→ SHORT EXERCISE:
Below are some entries; can you quote all of them exactly?

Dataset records
========

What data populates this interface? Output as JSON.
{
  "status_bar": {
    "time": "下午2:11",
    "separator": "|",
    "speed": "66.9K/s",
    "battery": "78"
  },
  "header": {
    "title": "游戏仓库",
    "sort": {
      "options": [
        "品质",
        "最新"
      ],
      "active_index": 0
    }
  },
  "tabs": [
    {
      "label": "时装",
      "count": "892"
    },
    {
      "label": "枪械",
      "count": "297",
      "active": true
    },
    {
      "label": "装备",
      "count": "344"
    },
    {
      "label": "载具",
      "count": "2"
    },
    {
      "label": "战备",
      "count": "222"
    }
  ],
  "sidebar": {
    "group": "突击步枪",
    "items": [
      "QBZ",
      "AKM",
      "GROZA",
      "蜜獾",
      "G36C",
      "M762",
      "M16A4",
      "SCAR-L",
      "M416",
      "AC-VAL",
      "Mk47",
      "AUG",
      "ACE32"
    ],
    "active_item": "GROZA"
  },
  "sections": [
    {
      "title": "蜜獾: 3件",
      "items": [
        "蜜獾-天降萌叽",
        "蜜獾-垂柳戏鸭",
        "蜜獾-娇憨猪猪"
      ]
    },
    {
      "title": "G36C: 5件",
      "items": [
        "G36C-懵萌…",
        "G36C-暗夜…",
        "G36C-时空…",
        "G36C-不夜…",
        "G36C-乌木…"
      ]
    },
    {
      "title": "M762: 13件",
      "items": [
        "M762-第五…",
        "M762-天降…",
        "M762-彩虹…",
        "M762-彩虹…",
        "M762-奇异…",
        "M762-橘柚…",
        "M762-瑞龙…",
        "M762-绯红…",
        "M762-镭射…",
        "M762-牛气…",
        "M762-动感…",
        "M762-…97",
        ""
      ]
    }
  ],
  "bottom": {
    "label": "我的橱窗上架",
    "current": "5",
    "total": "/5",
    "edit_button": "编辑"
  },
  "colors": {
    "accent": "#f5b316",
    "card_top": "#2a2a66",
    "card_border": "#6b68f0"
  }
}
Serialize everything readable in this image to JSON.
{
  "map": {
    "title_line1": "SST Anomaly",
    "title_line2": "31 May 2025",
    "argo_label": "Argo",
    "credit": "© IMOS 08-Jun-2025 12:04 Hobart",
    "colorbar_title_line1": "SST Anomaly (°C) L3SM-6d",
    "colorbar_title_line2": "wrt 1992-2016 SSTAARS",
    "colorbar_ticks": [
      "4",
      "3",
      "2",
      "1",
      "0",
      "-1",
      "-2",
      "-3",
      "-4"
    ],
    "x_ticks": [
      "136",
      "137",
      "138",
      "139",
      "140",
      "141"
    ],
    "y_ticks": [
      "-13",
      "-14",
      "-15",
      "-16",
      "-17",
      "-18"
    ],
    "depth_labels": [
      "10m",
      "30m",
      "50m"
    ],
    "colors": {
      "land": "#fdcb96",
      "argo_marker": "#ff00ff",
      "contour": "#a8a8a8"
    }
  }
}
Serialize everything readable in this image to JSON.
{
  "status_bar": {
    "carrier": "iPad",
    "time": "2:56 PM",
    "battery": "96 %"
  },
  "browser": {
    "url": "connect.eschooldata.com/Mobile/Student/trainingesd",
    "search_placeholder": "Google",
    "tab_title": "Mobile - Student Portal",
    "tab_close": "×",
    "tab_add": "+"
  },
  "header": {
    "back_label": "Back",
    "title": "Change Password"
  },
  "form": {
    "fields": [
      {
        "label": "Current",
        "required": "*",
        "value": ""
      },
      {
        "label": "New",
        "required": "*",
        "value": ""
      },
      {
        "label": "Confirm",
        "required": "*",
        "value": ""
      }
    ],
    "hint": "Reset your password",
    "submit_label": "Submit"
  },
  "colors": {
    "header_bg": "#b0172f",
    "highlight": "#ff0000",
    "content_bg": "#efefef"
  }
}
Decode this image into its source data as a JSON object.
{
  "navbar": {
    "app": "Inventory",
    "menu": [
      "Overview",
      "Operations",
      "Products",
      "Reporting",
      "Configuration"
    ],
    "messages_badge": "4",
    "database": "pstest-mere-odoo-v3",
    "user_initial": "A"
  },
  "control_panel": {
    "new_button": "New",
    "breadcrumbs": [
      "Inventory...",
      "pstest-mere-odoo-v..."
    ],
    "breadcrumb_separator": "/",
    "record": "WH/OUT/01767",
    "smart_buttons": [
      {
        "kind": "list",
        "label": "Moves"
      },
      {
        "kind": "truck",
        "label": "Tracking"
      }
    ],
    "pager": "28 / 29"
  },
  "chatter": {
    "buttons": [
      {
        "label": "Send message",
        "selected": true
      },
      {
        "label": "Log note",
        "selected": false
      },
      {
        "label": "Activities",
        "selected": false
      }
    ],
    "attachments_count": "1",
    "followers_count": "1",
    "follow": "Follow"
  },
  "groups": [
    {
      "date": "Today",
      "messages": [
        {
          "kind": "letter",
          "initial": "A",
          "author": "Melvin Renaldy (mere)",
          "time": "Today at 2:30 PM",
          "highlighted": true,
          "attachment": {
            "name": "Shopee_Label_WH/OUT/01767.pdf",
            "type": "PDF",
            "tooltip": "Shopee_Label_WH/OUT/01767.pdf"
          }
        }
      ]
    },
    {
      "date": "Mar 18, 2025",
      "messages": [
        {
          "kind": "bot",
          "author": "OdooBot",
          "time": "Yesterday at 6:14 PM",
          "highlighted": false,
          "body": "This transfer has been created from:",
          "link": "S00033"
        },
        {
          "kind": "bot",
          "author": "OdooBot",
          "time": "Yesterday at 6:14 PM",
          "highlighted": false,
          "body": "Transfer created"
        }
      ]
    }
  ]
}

========

→ WRITTEN RESPONSE:
What data populates this interface? Output as JSON.
{
  "status_bar": {
    "time": "下午2:11",
    "separator": "|",
    "speed": "66.9K/s",
    "battery": "78"
  },
  "header": {
    "title": "游戏仓库",
    "sort": {
      "options": [
        "品质",
        "最新"
      ],
      "active_index": 0
    }
  },
  "tabs": [
    {
      "label": "时装",
      "count": "892"
    },
    {
      "label": "枪械",
      "count": "297",
      "active": true
    },
    {
      "label": "装备",
      "count": "344"
    },
    {
      "label": "载具",
      "count": "2"
    },
    {
      "label": "战备",
      "count": "222"
    }
  ],
  "sidebar": {
    "group": "突击步枪",
    "items": [
      "QBZ",
      "AKM",
      "GROZA",
      "蜜獾",
      "G36C",
      "M762",
      "M16A4",
      "SCAR-L",
      "M416",
      "AC-VAL",
      "Mk47",
      "AUG",
      "ACE32"
    ],
    "active_item": "GROZA"
  },
  "sections": [
    {
      "title": "蜜獾: 3件",
      "items": [
        "蜜獾-天降萌叽",
        "蜜獾-垂柳戏鸭",
        "蜜獾-娇憨猪猪"
      ]
    },
    {
      "title": "G36C: 5件",
      "items": [
        "G36C-懵萌…",
        "G36C-暗夜…",
        "G36C-时空…",
        "G36C-不夜…",
        "G36C-乌木…"
      ]
    },
    {
      "title": "M762: 13件",
      "items": [
        "M762-第五…",
        "M762-天降…",
        "M762-彩虹…",
        "M762-彩虹…",
        "M762-奇异…",
        "M762-橘柚…",
        "M762-瑞龙…",
        "M762-绯红…",
        "M762-镭射…",
        "M762-牛气…",
        "M762-动感…",
        "M762-…97",
        ""
      ]
    }
  ],
  "bottom": {
    "label": "我的橱窗上架",
    "current": "5",
    "total": "/5",
    "edit_button": "编辑"
  },
  "colors": {
    "accent": "#f5b316",
    "card_top": "#2a2a66",
    "card_border": "#6b68f0"
  }
}
Serialize everything readable in this image to JSON.
{
  "map": {
    "title_line1": "SST Anomaly",
    "title_line2": "31 May 2025",
    "argo_label": "Argo",
    "credit": "© IMOS 08-Jun-2025 12:04 Hobart",
    "colorbar_title_line1": "SST Anomaly (°C) L3SM-6d",
    "colorbar_title_line2": "wrt 1992-2016 SSTAARS",
    "colorbar_ticks": [
      "4",
      "3",
      "2",
      "1",
      "0",
      "-1",
      "-2",
      "-3",
      "-4"
    ],
    "x_ticks": [
      "136",
      "137",
      "138",
      "139",
      "140",
      "141"
    ],
    "y_ticks": [
      "-13",
      "-14",
      "-15",
      "-16",
      "-17",
      "-18"
    ],
    "depth_labels": [
      "10m",
      "30m",
      "50m"
    ],
    "colors": {
      "land": "#fdcb96",
      "argo_marker": "#ff00ff",
      "contour": "#a8a8a8"
    }
  }
}
Serialize everything readable in this image to JSON.
{
  "status_bar": {
    "carrier": "iPad",
    "time": "2:56 PM",
    "battery": "96 %"
  },
  "browser": {
    "url": "connect.eschooldata.com/Mobile/Student/trainingesd",
    "search_placeholder": "Google",
    "tab_title": "Mobile - Student Portal",
    "tab_close": "×",
    "tab_add": "+"
  },
  "header": {
    "back_label": "Back",
    "title": "Change Password"
  },
  "form": {
    "fields": [
      {
        "label": "Current",
        "required": "*",
        "value": ""
      },
      {
        "label": "New",
        "required": "*",
        "value": ""
      },
      {
        "label": "Confirm",
        "required": "*",
        "value": ""
      }
    ],
    "hint": "Reset your password",
    "submit_label": "Submit"
  },
  "colors": {
    "header_bg": "#b0172f",
    "highlight": "#ff0000",
    "content_bg": "#efefef"
  }
}
Decode this image into its source data as a JSON object.
{
  "navbar": {
    "app": "Inventory",
    "menu": [
      "Overview",
      "Operations",
      "Products",
      "Reporting",
      "Configuration"
    ],
    "messages_badge": "4",
    "database": "pstest-mere-odoo-v3",
    "user_initial": "A"
  },
  "control_panel": {
    "new_button": "New",
    "breadcrumbs": [
      "Inventory...",
      "pstest-mere-odoo-v..."
    ],
    "breadcrumb_separator": "/",
    "record": "WH/OUT/01767",
    "smart_buttons": [
      {
        "kind": "list",
        "label": "Moves"
      },
      {
        "kind": "truck",
        "label": "Tracking"
      }
    ],
    "pager": "28 / 29"
  },
  "chatter": {
    "buttons": [
      {
        "label": "Send message",
        "selected": true
      },
      {
        "label": "Log note",
        "selected": false
      },
      {
        "label": "Activities",
        "selected": false
      }
    ],
    "attachments_count": "1",
    "followers_count": "1",
    "follow": "Follow"
  },
  "groups": [
    {
      "date": "Today",
      "messages": [
        {
          "kind": "letter",
          "initial": "A",
          "author": "Melvin Renaldy (mere)",
          "time": "Today at 2:30 PM",
          "highlighted": true,
          "attachment": {
            "name": "Shopee_Label_WH/OUT/01767.pdf",
            "type": "PDF",
            "tooltip": "Shopee_Label_WH/OUT/01767.pdf"
          }
        }
      ]
    },
    {
      "date": "Mar 18, 2025",
      "messages": [
        {
          "kind": "bot",
          "author": "OdooBot",
          "time": "Yesterday at 6:14 PM",
          "highlighted": false,
          "body": "This transfer has been created from:",
          "link": "S00033"
        },
        {
          "kind": "bot",
          "author": "OdooBot",
          "time": "Yesterday at 6:14 PM",
          "highlighted": false,
          "body": "Transfer created"
        }
      ]
    }
  ]
}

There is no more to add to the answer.